_Problem details_
Take the listing and print it in full, exactly as given.

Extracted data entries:
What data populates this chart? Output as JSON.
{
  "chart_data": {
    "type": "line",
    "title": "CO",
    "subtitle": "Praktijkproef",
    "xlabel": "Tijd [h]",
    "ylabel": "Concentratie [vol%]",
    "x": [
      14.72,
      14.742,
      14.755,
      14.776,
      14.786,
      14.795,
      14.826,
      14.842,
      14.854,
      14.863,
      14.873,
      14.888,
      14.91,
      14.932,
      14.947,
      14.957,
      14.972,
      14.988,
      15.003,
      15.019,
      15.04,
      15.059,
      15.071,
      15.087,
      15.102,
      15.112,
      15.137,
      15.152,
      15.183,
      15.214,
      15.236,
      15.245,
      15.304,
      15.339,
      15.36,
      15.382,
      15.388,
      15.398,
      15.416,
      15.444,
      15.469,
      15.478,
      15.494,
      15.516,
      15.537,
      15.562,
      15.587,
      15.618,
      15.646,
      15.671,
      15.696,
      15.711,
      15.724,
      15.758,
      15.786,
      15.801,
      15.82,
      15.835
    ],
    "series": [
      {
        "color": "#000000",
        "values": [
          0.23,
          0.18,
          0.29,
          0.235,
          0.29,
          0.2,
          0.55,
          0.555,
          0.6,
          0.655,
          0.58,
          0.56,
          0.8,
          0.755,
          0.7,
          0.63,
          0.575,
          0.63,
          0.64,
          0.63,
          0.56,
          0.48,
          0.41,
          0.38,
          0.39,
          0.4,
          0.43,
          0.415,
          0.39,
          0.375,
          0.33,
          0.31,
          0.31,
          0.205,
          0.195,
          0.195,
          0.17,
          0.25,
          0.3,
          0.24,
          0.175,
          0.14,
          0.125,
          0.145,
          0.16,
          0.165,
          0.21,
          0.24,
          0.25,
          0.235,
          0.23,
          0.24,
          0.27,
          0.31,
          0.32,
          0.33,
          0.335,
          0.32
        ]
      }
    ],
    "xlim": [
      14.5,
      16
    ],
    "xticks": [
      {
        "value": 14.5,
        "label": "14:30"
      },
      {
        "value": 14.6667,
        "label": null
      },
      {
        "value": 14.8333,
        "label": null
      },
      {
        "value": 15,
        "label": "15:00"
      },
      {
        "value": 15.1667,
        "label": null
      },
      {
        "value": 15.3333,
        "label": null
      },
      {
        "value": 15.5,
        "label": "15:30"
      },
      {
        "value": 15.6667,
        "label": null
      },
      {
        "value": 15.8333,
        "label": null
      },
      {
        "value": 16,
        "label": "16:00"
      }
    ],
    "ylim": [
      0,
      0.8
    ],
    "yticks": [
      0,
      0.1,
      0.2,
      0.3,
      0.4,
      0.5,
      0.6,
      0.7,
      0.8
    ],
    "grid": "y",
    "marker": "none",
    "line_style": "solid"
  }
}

_Response to this exercise_
What data populates this chart? Output as JSON.
{
  "chart_data": {
    "type": "line",
    "title": "CO",
    "subtitle": "Praktijkproef",
    "xlabel": "Tijd [h]",
    "ylabel": "Concentratie [vol%]",
    "x": [
      14.72,
      14.742,
      14.755,
      14.776,
      14.786,
      14.795,
      14.826,
      14.842,
      14.854,
      14.863,
      14.873,
      14.888,
      14.91,
      14.932,
      14.947,
      14.957,
      14.972,
      14.988,
      15.003,
      15.019,
      15.04,
      15.059,
      15.071,
      15.087,
      15.102,
      15.112,
      15.137,
      15.152,
      15.183,
      15.214,
      15.236,
      15.245,
      15.304,
      15.339,
      15.36,
      15.382,
      15.388,
      15.398,
      15.416,
      15.444,
      15.469,
      15.478,
      15.494,
      15.516,
      15.537,
      15.562,
      15.587,
      15.618,
      15.646,
      15.671,
      15.696,
      15.711,
      15.724,
      15.758,
      15.786,
      15.801,
      15.82,
      15.835
    ],
    "series": [
      {
        "color": "#000000",
        "values": [
          0.23,
          0.18,
          0.29,
          0.235,
          0.29,
          0.2,
          0.55,
          0.555,
          0.6,
          0.655,
          0.58,
          0.56,
          0.8,
          0.755,
          0.7,
          0.63,
          0.575,
          0.63,
          0.64,
          0.63,
          0.56,
          0.48,
          0.41,
          0.38,
          0.39,
          0.4,
          0.43,
          0.415,
          0.39,
          0.375,
          0.33,
          0.31,
          0.31,
          0.205,
          0.195,
          0.195,
          0.17,
          0.25,
          0.3,
          0.24,
          0.175,
          0.14,
          0.125,
          0.145,
          0.16,
          0.165,
          0.21,
          0.24,
          0.25,
          0.235,
          0.23,
          0.24,
          0.27,
          0.31,
          0.32,
          0.33,
          0.335,
          0.32
        ]
      }
    ],
    "xlim": [
      14.5,
      16
    ],
    "xticks": [
      {
        "value": 14.5,
        "label": "14:30"
      },
      {
        "value": 14.6667,
        "label": null
      },
      {
        "value": 14.8333,
        "label": null
      },
      {
        "value": 15,
        "label": "15:00"
      },
      {
        "value": 15.1667,
        "label": null
      },
      {
        "value": 15.3333,
        "label": null
      },
      {
        "value": 15.5,
        "label": "15:30"
      },
      {
        "value": 15.6667,
        "label": null
      },
      {
        "value": 15.8333,
        "label": null
      },
      {
        "value": 16,
        "label": "16:00"
      }
    ],
    "ylim": [
      0,
      0.8
    ],
    "yticks": [
      0,
      0.1,
      0.2,
      0.3,
      0.4,
      0.5,
      0.6,
      0.7,
      0.8
    ],
    "grid": "y",
    "marker": "none",
    "line_style": "solid"
  }
}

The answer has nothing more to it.